* Exercise requirements
1) Reproduce the passage of the squidGuard overview from "- date range" up to and including "first-last notation (172.16.0.11-172.16.0.35)", word for word.
2) Carry the squidGuard overview forward from its final line, extending it with the next portion of the text.

## START Excerpt to read

SquidGuard, My Favorite Content Filter
Introduction
squidGuard is a combined filter, redirector and access controller plugin for Squid. It is
- free (GPLv2)
- very flexible
- extremely fast *)
- easily installed
- portable
squidGuard can be used to
Neither squidGuard nor Squid can be used to
- filter/censor/edit text inside documents
- filter/censor/edit embeded scripting languages like JavaScript or VBscript inside HTML
*) 100,500 requests in 2 seconds on a AMD Athlon 3700+ with lists of 5643 domains 7442 urls 13780 total
**) squidGuard is not a porn or banner filter/blocker, but it is very well suited for these purposes too.
Capabilities
squidGuard has many powerful configuration options that lets you:
1) define different time spaces based on any reasonable combination of
- time of day (00:00-08:00 17:00-24:00)
- day of the week (sa)
- date (1999-05-13)
- date range (1999-04-01-1999-04-05)
- date wildcards (*-01-01 *-05-17 *-12-25)
2) group sources (users/clients) into distinct categories like “managers”, “employees”, “teachers”, “students”, “customers”, “guests” etc. based on any reasonable combination of
- IP address ranges with
- prefix notation (172.16.0.0/12)
- netmask notation (172.16.0.0/255.240.0.0)
- first-last notation (172.16.0.11-172.16.0.35)
- address lists (172.16.134.54 172.16.156.23 …)
- domain lists (foo.bar.com …) *)
- user id lists (weho sdgh dfhj asef …) **)
- and optionally link the group to a given time space
- positively (within business-hours)
- negatively (outside leisure-time)
3) group destinations (URLs/servers) into distinct categories like “local”, “customers”, “vendors”, “banners”, “banned” etc. based on
- an unlimited number of unlimited lists of
- domains, including subdomains (foo.bar.com)
- hosts (host.foo.bar.com)
- directory URLs, including subdirectories (foo.bar.com/some/dir)
- file URLs (foo.bar.com/somewhere/file.html)
- regular expressions ((expr1|expr2|…))
and optionally link the group to a given time space:
- positively (within business-hours)
- negatively (outside leisure-time)
4) rewrite/redirect URLs based on any reasonable combination of
string/regular expression editing à la sed with
- silent squid redirecting rewrite (s@from@to@[i])
- visible client redirecting rewrite (s@from@to@[i]r) ***)
URL replacement with
- silent squid redirect to a common URL (redirect “new_url”)
- visible client redirect to a common URL (redirect “302:new_url”) ***)

## END Excerpt to read
## START Entries supplied

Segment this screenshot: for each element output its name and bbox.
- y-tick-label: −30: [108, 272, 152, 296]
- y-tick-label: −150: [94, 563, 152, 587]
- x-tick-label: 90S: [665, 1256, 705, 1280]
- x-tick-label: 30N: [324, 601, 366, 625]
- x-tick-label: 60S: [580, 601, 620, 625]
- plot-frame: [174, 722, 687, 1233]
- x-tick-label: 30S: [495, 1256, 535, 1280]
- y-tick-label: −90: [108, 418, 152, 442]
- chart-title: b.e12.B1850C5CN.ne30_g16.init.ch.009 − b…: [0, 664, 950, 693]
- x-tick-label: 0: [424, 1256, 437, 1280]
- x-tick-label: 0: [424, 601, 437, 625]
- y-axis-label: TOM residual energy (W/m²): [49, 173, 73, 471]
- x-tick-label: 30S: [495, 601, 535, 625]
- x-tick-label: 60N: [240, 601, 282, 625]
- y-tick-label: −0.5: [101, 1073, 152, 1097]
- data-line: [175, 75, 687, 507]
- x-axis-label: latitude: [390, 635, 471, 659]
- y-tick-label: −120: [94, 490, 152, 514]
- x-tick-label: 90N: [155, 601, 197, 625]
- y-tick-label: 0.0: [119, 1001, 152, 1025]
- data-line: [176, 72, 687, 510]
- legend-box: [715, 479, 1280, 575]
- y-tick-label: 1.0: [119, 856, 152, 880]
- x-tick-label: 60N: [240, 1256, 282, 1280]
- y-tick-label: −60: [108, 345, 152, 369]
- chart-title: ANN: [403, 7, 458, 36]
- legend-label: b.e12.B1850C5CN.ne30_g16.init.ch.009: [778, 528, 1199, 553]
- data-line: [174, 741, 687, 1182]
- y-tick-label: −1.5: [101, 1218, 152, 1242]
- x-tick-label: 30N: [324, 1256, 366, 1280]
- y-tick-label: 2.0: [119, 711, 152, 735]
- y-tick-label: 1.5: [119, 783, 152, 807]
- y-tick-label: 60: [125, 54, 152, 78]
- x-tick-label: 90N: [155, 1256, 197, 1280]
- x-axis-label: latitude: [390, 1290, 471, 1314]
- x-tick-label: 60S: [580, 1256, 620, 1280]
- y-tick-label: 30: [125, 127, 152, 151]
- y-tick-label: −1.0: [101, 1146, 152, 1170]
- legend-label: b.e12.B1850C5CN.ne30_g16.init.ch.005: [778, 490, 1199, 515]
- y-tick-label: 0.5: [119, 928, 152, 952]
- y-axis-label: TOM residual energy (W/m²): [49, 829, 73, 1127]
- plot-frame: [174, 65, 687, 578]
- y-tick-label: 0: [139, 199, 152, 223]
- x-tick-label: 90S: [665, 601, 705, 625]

## END Entries supplied
## START Entries supplied

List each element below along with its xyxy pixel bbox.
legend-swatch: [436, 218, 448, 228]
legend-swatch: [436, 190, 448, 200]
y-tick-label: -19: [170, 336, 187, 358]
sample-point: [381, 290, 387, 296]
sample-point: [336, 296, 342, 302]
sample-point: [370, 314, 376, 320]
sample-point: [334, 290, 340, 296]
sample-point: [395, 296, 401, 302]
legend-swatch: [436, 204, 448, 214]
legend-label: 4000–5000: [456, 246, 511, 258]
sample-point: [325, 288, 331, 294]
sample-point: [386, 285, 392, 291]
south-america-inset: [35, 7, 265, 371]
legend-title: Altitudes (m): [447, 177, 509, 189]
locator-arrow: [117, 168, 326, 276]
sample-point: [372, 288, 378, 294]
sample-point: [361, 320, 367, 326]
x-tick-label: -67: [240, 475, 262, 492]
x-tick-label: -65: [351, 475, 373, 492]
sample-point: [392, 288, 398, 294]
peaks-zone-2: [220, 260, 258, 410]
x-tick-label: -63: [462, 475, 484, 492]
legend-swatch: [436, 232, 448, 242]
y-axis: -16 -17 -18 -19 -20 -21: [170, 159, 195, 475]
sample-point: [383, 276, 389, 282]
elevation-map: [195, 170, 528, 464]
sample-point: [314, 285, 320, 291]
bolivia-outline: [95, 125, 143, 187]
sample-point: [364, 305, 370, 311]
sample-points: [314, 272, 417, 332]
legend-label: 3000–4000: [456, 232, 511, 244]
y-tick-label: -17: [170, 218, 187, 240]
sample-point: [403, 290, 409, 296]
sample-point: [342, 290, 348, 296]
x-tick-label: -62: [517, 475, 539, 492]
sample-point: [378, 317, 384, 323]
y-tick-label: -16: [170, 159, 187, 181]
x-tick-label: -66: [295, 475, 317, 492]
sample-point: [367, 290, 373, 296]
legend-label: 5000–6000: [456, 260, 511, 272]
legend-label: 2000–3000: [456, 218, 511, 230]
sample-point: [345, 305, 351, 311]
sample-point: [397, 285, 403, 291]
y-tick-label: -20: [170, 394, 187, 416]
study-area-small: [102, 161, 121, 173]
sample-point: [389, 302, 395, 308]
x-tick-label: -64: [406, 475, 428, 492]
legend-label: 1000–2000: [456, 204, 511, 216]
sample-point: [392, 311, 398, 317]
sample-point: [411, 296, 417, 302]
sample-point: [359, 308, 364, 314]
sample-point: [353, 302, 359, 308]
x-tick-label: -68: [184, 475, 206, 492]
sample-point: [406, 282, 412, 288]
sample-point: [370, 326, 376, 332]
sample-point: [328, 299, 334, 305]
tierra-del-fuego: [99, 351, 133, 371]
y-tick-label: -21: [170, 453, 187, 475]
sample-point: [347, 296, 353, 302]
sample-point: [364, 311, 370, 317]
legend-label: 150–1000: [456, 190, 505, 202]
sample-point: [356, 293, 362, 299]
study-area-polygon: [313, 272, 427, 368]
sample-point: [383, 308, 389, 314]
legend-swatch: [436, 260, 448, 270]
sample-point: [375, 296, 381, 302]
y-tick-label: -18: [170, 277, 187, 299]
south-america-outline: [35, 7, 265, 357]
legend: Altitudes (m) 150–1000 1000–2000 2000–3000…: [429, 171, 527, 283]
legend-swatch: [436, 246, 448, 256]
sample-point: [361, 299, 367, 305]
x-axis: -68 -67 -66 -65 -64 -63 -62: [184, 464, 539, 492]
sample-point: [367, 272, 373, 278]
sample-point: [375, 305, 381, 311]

## END Entries supplied

* Answers by task
1)
- date range (1999-04-01-1999-04-05)
- date wildcards (*-01-01 *-05-17 *-12-25)
2) group sources (users/clients) into distinct categories like “managers”, “employees”, “teachers”, “students”, “customers”, “guests” etc. based on any reasonable combination of
- IP address ranges with
- prefix notation (172.16.0.0/12)
- netmask notation (172.16.0.0/255.240.0.0)
- first-last notation (172.16.0.11-172.16.0.35)

2)
activated by
- 1-1 URL redirection
- destination group match
- a fallback/default for blocked URLs
- a fallback/default for blocked/unknown clients
and optionally with
- runtime string substitution à la strftime or printf
5) define access control lists (acl) based on any reasonable combination of the definitions above by
giving each source (user/client) group
a pass list with any reasonable combination of
- acceptable destination groups (good-dests …)
- unacceptable destination groups (!bad-dests …)
- block IP address URLs (enforce the use of domain names) (!in-addr)
- wildcards/nothing (any|all|none)
optionally a common rewrite rule set for the source group
optionally a default replacement URL for blocked destinations for the source group
and optionally:
link the acl to a given time space
- positively (within business-hours)
- negatively (outside leisure-time)
defining a fallback/default ruleset
6) have selective logging by optional log statements in the: ****)
- source/client group declarations to log all translations for the group (log “file”)
- destination group declarations. Typically used to log blacklist matches. (log “file”)
- rewrite rule group declarations to log all translations for the rule set (log “file”)
and optionally anonymized to protect the individuals (log anonymous “file”)
*) Client access control based on domain name requires enabling reverse lookups (log_fqdn on) in squid.conf.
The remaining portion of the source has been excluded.